Records from a data source:
------------------------------------------------
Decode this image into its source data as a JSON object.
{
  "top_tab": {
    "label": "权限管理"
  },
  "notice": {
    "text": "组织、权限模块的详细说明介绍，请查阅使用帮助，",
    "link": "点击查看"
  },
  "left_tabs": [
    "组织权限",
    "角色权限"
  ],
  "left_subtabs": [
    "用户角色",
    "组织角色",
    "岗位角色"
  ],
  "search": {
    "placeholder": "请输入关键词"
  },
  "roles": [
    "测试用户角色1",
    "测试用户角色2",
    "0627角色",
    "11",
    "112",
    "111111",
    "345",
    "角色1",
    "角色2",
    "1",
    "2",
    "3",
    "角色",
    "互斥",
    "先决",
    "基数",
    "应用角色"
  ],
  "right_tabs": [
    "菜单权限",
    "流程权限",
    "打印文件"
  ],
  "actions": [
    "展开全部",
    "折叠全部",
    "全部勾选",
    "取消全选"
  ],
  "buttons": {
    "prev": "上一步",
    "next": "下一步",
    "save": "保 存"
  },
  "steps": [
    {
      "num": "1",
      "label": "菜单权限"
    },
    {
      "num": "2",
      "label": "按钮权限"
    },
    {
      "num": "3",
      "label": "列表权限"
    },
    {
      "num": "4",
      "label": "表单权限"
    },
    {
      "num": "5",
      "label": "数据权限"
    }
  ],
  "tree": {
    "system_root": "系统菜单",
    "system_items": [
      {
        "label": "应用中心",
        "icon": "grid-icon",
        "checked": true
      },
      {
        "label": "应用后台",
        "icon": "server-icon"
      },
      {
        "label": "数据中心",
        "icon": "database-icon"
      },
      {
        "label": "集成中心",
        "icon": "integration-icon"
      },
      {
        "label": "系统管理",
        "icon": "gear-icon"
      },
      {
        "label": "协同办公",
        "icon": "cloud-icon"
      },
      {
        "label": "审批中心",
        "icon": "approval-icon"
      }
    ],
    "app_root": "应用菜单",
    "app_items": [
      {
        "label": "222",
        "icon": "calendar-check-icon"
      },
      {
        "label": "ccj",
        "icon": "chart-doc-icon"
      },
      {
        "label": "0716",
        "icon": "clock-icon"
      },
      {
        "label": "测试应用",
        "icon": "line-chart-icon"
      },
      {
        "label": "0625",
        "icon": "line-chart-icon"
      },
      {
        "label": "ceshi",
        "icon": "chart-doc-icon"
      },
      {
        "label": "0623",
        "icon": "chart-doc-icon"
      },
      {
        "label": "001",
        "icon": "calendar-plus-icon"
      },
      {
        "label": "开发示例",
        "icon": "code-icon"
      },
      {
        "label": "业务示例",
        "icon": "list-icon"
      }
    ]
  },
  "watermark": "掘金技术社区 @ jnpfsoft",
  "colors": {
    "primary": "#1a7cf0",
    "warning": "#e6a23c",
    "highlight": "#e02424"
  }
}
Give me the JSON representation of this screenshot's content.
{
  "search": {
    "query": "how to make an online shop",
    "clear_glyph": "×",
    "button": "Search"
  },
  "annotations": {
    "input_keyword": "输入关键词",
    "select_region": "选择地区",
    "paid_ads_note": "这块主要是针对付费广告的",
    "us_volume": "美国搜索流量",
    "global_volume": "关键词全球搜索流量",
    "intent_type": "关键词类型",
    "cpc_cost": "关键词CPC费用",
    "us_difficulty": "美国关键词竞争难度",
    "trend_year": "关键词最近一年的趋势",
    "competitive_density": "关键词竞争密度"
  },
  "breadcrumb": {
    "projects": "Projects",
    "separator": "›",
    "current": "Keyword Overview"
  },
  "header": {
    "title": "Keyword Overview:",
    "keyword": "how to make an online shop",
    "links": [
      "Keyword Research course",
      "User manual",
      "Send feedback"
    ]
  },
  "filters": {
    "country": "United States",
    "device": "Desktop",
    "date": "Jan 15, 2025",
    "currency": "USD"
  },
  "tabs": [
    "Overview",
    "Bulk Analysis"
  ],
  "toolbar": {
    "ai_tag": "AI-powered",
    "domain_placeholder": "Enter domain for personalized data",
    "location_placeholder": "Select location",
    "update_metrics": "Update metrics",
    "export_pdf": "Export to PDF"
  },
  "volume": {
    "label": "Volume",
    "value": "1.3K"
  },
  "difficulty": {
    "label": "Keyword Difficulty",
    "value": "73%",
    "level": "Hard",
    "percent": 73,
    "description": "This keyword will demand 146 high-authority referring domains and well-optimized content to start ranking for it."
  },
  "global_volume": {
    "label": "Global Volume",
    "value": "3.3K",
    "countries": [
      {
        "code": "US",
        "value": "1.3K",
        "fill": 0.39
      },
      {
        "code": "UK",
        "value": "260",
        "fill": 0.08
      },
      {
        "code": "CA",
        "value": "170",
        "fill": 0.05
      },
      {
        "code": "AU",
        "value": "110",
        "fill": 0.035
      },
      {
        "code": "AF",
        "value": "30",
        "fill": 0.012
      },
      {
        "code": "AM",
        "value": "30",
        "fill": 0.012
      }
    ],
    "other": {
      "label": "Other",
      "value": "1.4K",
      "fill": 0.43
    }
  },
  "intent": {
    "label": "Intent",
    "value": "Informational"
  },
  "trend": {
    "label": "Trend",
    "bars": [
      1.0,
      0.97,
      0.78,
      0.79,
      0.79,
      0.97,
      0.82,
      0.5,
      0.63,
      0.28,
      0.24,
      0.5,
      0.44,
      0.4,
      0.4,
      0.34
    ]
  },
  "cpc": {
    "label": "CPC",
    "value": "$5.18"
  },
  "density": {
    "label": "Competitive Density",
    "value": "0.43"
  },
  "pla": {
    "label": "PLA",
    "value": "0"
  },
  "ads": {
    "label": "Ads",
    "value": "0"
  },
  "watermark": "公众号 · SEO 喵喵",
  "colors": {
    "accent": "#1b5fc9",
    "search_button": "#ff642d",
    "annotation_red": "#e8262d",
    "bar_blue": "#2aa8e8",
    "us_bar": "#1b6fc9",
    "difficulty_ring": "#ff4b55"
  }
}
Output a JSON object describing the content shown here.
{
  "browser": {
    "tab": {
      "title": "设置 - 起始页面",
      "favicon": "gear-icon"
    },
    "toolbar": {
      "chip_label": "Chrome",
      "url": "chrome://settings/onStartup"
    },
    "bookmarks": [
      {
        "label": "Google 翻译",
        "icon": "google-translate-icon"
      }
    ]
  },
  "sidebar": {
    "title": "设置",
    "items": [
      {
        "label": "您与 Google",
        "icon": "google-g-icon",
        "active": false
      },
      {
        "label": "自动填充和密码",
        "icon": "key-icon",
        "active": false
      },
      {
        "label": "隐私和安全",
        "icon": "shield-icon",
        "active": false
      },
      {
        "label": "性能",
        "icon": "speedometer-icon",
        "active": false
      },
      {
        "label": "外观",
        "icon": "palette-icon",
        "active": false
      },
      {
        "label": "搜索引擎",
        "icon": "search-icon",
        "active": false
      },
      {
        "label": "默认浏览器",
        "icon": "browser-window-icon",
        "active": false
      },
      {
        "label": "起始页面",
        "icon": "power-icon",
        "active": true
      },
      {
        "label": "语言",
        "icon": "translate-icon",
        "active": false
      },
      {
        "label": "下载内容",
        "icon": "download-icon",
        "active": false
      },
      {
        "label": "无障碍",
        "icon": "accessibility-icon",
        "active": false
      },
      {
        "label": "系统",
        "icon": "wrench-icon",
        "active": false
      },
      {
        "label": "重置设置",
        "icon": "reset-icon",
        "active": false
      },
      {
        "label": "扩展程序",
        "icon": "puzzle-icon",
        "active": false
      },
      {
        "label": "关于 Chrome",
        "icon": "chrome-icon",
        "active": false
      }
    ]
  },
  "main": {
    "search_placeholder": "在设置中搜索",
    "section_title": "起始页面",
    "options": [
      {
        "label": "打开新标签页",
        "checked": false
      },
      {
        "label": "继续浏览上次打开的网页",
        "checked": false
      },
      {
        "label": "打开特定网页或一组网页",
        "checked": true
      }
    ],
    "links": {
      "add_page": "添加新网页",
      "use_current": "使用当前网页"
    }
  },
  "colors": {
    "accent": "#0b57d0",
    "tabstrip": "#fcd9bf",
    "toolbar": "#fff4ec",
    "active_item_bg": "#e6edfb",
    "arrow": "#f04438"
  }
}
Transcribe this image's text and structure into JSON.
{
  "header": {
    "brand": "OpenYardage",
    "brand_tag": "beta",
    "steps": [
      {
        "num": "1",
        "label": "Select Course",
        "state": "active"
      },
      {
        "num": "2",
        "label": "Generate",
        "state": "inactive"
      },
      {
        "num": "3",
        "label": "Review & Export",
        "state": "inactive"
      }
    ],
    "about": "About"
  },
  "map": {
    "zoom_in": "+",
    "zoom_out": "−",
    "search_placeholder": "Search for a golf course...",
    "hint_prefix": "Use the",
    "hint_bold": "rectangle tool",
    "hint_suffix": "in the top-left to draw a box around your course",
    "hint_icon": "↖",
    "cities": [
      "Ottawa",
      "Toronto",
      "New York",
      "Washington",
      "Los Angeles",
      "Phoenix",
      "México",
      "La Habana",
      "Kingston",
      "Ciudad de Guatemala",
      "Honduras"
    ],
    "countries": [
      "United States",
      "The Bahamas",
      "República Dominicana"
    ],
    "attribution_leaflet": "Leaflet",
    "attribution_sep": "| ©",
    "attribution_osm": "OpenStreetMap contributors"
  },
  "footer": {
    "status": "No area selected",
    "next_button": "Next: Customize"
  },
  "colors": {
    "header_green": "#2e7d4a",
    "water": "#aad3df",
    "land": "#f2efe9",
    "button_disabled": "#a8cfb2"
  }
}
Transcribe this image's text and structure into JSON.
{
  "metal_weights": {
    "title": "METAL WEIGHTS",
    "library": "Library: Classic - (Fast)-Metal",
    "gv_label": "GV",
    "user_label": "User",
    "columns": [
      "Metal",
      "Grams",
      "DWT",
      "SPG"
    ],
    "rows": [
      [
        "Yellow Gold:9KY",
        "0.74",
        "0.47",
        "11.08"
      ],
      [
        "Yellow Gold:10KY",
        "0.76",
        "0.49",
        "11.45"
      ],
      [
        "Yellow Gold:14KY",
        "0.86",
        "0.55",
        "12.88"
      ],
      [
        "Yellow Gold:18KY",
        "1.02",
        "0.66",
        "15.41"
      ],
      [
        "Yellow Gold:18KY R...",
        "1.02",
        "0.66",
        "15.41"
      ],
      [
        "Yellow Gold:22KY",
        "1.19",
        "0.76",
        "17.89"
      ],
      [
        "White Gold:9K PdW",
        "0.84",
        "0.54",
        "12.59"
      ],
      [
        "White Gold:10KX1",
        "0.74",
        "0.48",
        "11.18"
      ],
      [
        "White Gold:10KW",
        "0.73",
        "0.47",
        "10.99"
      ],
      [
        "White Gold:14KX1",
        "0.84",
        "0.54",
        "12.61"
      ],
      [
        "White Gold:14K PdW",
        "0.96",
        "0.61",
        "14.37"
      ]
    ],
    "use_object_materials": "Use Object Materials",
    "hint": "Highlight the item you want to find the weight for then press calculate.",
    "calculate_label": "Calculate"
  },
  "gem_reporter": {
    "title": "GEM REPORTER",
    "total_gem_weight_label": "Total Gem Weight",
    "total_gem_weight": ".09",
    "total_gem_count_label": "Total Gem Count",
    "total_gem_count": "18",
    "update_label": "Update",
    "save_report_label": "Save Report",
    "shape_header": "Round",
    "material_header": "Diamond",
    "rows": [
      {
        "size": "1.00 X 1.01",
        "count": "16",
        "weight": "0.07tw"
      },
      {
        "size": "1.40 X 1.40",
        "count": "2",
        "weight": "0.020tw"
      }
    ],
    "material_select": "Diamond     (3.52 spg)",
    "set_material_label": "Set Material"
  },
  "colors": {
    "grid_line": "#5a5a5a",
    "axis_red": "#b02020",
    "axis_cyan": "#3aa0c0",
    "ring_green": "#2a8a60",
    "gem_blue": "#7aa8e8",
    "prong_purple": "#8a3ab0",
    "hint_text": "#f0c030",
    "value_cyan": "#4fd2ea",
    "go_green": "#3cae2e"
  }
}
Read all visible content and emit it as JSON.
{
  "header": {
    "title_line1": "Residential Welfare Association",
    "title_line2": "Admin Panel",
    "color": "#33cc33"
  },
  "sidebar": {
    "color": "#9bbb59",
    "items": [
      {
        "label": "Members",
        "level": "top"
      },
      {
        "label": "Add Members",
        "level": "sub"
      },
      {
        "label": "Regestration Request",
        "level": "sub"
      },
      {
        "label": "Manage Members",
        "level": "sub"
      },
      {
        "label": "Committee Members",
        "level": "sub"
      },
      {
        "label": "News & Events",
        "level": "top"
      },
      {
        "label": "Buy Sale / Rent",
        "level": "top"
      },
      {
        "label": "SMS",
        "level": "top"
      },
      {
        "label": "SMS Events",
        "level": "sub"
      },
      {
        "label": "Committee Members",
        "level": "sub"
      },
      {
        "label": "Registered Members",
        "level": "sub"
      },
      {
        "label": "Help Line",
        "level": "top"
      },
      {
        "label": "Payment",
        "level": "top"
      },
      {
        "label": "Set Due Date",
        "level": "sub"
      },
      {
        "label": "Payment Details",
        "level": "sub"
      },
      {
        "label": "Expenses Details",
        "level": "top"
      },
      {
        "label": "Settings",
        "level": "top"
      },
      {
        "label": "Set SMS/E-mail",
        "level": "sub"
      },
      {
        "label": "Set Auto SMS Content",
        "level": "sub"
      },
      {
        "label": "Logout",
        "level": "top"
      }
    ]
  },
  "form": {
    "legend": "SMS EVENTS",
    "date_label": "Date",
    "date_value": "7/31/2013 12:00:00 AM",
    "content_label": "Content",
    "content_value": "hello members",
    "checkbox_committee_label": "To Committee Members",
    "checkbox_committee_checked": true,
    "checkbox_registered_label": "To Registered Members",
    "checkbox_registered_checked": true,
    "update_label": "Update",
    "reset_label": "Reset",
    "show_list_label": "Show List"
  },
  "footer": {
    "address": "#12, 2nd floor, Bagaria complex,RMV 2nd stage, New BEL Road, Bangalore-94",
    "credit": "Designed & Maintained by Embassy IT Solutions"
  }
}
------------------------------------------------
**PROBLEM STATEMENT**.
Pick out all lines containing the string "make".

**RESULT OF THE EXERCISE**.
    "query": "how to make an online shop",
    "keyword": "how to make an online shop",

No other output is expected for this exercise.